What is needed | From the entries below, count every line that contains the word "glyph". Please give the number and nothing else.
----- Material -----
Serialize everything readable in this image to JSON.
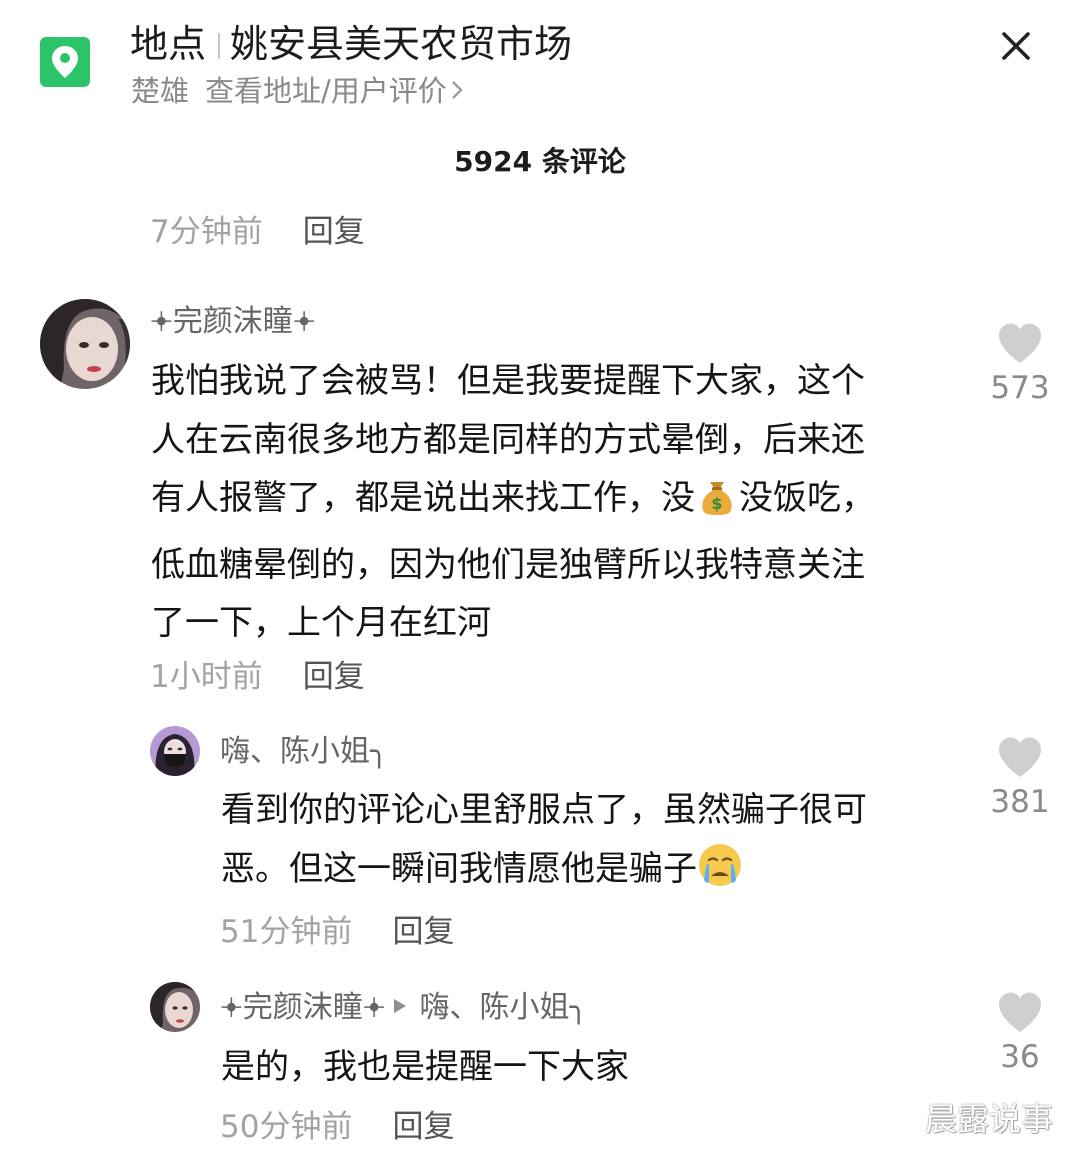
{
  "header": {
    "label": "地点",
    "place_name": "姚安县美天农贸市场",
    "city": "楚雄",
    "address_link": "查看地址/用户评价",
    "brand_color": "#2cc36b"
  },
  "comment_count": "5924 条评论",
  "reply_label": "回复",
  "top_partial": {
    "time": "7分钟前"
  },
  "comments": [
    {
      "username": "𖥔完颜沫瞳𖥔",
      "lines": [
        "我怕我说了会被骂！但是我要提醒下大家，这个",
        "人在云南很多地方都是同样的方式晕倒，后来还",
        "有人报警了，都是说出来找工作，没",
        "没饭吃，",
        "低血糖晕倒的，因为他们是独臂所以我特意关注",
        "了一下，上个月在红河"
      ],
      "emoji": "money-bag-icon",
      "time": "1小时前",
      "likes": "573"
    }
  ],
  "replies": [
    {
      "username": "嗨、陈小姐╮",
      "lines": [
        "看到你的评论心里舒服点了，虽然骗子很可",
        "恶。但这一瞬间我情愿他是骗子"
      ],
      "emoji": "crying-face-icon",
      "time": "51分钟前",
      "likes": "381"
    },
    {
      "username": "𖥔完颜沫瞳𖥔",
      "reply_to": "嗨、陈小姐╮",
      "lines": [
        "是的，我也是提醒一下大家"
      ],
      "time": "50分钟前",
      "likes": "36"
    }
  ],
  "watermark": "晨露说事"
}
-----
----- Material -----
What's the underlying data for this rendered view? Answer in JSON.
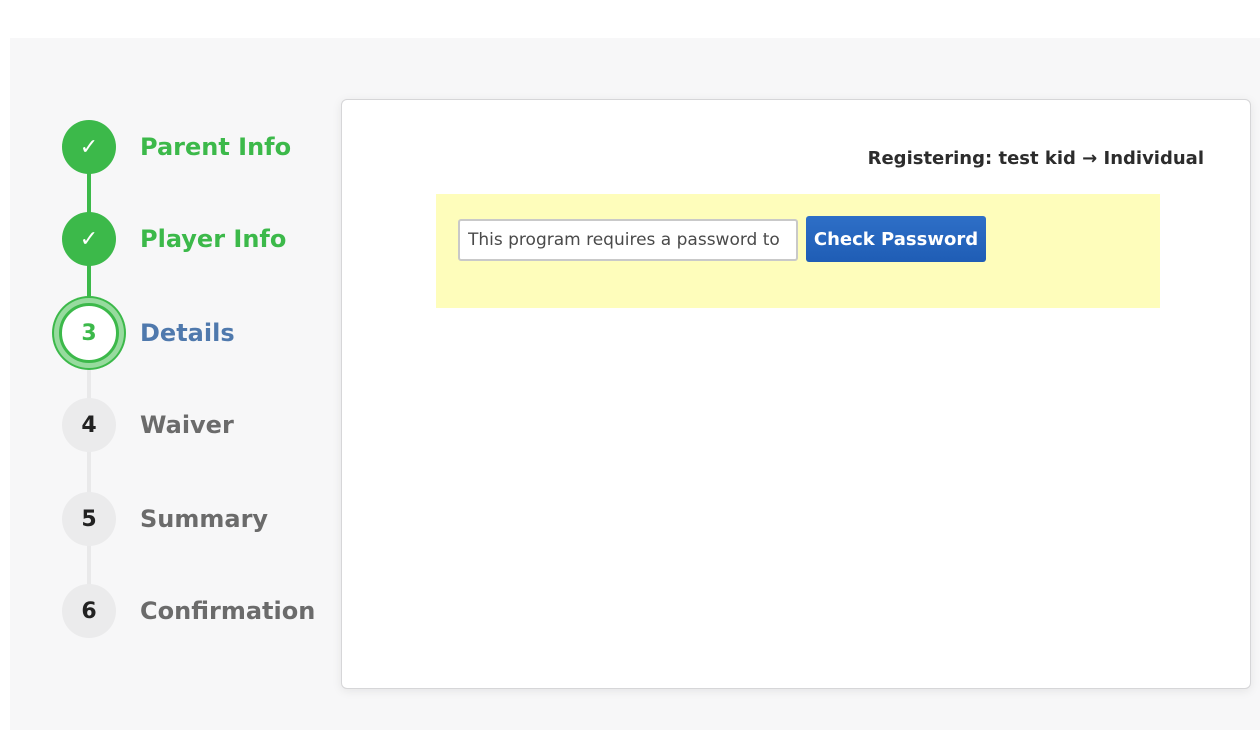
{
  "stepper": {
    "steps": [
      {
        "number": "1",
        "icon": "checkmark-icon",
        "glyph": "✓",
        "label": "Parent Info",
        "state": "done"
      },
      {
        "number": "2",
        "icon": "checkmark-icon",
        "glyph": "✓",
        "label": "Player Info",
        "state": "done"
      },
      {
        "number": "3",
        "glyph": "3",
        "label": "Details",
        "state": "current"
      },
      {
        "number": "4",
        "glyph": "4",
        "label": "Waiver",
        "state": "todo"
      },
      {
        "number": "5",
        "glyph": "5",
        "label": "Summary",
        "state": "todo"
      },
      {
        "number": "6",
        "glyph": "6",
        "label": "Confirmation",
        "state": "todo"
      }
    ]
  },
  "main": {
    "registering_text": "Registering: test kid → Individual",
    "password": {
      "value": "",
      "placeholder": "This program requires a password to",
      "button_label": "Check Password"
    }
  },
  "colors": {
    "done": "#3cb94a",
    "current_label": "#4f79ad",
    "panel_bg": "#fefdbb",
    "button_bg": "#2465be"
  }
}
-----
Solution | 6